-- START OF Entries provided --

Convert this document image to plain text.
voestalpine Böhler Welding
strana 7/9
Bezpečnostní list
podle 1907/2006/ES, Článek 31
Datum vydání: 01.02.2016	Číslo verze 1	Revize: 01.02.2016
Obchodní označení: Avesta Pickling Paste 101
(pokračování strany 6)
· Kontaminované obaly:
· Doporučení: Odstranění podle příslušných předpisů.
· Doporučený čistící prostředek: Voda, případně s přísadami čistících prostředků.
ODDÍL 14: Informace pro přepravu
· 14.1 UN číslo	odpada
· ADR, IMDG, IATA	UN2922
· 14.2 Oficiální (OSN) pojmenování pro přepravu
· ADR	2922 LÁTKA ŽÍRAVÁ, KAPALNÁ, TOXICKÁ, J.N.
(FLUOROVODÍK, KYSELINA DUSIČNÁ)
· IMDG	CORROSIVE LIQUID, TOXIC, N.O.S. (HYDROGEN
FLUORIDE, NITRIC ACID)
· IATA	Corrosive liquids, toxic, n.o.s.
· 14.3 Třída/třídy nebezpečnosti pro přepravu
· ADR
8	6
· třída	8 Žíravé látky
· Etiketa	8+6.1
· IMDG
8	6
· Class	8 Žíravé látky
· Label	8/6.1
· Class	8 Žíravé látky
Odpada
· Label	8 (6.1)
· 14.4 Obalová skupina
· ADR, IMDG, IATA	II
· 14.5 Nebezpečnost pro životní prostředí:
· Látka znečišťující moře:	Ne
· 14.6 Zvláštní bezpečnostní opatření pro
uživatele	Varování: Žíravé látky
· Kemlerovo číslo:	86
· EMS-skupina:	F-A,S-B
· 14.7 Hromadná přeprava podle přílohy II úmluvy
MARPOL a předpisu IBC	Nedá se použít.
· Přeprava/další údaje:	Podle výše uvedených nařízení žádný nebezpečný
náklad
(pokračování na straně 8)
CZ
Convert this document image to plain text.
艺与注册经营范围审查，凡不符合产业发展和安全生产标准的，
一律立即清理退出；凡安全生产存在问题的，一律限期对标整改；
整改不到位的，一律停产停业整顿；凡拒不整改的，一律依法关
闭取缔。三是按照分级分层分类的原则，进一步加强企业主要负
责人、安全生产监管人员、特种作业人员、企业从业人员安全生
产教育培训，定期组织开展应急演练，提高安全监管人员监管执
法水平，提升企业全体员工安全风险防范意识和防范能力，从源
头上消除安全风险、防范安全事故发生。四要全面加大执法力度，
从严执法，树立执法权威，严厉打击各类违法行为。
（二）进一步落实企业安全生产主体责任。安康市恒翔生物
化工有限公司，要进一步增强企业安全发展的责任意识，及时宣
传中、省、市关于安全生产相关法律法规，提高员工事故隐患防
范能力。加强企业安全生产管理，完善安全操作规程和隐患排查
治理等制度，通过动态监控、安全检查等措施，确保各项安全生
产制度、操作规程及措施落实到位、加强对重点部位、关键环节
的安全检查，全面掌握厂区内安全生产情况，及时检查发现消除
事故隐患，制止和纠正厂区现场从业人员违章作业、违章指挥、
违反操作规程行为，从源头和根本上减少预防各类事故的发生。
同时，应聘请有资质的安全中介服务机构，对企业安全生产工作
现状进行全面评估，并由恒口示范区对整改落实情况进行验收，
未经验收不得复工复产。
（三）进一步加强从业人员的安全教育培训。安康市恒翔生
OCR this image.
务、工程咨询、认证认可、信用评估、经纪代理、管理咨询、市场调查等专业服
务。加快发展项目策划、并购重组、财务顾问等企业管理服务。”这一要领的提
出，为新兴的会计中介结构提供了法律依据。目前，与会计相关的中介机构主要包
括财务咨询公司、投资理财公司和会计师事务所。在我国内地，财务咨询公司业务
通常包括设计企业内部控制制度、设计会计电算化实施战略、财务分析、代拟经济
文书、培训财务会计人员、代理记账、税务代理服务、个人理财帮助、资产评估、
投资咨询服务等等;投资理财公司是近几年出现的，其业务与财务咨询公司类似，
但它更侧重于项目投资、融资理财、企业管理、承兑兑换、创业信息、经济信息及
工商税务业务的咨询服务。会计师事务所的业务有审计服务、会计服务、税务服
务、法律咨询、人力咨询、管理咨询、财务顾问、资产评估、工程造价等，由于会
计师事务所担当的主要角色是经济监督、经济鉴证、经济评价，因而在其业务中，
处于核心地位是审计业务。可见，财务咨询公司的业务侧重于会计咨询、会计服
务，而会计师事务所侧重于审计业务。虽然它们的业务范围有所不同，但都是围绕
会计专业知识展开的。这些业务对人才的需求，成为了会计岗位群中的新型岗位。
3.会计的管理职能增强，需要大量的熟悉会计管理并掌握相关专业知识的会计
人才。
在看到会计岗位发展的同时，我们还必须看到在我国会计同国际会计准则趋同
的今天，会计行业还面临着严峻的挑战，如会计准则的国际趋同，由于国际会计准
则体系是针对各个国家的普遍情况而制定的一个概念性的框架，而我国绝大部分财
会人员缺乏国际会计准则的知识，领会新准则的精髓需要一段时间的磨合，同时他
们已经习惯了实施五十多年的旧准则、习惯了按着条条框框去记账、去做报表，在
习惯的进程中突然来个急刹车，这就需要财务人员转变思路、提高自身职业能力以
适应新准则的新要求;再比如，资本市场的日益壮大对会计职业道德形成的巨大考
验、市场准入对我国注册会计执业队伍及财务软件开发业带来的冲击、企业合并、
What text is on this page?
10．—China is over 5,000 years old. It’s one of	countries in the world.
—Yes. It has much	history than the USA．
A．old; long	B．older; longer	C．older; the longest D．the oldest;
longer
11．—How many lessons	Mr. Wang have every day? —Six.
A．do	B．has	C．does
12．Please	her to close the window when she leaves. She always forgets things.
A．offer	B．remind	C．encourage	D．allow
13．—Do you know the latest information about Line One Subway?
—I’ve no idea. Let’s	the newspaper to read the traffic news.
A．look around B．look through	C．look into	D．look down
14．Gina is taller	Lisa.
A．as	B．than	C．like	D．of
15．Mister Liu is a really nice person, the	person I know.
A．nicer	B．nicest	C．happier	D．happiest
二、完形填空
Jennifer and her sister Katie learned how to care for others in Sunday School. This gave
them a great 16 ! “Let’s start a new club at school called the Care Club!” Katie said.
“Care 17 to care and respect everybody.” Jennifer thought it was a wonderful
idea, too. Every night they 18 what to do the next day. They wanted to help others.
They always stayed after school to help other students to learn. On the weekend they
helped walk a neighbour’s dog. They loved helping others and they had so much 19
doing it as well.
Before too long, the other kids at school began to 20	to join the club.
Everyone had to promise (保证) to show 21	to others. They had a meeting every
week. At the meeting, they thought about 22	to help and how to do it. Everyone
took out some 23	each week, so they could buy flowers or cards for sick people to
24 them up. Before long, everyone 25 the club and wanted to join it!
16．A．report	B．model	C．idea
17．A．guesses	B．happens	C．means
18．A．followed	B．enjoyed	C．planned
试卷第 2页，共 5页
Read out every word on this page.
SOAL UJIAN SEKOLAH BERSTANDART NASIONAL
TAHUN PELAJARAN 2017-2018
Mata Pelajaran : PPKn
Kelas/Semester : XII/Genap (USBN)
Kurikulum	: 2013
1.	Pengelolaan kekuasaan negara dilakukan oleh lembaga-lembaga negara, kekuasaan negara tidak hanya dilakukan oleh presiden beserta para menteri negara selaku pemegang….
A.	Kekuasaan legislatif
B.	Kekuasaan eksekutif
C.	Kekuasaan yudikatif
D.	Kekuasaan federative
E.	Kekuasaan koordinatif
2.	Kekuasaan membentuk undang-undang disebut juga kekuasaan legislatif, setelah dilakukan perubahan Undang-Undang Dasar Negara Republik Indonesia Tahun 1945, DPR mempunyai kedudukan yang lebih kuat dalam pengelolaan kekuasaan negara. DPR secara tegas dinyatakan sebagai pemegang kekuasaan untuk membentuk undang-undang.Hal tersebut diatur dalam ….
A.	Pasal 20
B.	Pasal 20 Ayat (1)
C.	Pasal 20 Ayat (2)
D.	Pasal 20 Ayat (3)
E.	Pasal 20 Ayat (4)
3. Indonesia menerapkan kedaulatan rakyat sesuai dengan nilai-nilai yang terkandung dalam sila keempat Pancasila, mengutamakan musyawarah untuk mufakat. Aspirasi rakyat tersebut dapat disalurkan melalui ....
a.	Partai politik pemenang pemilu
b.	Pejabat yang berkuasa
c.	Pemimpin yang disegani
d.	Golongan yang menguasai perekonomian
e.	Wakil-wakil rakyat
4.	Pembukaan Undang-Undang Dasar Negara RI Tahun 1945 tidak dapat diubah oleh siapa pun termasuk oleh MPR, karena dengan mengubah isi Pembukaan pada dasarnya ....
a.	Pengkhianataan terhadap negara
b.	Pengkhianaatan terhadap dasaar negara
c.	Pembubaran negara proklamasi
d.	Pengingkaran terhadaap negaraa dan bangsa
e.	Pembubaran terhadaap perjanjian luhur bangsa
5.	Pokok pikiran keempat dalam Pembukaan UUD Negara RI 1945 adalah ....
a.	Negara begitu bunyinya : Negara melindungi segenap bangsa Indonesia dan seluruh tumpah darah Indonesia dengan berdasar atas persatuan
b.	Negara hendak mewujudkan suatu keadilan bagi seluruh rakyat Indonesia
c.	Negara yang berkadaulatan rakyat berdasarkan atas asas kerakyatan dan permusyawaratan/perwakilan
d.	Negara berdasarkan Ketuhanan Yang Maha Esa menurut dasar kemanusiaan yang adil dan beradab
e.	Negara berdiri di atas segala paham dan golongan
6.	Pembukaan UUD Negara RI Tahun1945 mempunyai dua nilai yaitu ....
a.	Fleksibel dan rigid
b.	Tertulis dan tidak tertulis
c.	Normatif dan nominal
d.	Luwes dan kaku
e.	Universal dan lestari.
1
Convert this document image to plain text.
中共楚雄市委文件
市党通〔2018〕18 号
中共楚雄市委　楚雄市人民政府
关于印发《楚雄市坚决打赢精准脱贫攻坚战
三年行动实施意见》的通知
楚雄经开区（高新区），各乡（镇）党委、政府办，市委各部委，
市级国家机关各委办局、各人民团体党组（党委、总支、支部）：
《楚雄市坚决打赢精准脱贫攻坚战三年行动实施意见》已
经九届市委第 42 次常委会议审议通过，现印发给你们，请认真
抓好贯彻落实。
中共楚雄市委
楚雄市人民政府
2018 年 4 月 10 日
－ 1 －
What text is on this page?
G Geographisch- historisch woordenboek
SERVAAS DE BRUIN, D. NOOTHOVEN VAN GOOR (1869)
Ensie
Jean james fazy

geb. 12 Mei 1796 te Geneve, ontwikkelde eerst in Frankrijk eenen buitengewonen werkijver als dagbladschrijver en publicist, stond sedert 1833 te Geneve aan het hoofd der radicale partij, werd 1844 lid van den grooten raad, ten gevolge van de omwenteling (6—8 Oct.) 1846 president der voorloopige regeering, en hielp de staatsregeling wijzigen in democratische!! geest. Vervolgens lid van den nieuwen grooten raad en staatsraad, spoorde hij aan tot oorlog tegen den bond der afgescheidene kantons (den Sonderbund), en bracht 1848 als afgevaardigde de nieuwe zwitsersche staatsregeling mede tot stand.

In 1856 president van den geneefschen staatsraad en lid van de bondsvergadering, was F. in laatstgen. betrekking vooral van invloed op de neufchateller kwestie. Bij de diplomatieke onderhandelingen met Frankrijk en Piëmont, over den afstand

-- END OF Entries provided --

--- Aim of the task ---
Look for the word "Frankrijk" and return every line where it occurs.

--- Exercise solution ---
geb. 12 Mei 1796 te Geneve, ontwikkelde eerst in Frankrijk eenen buitengewonen werkijver als dagbladschrijver en publicist, stond sedert 1833 te Geneve aan het hoofd der radicale partij, werd 1844 lid van den grooten raad, ten gevolge van de omwenteling (6—8 Oct.) 1846 president der voorloopige regeering, en hielp de staatsregeling wijzigen in democratische!! geest. Vervolgens lid van den nieuwen grooten raad en staatsraad, spoorde hij aan tot oorlog tegen den bond der afgescheidene kantons (den Sonderbund), en bracht 1848 als afgevaardigde de nieuwe zwitsersche staatsregeling mede tot stand.
In 1856 president van den geneefschen staatsraad en lid van de bondsvergadering, was F. in laatstgen. betrekking vooral van invloed op de neufchateller kwestie. Bij de diplomatieke onderhandelingen met Frankrijk en Piëmont, over den afstand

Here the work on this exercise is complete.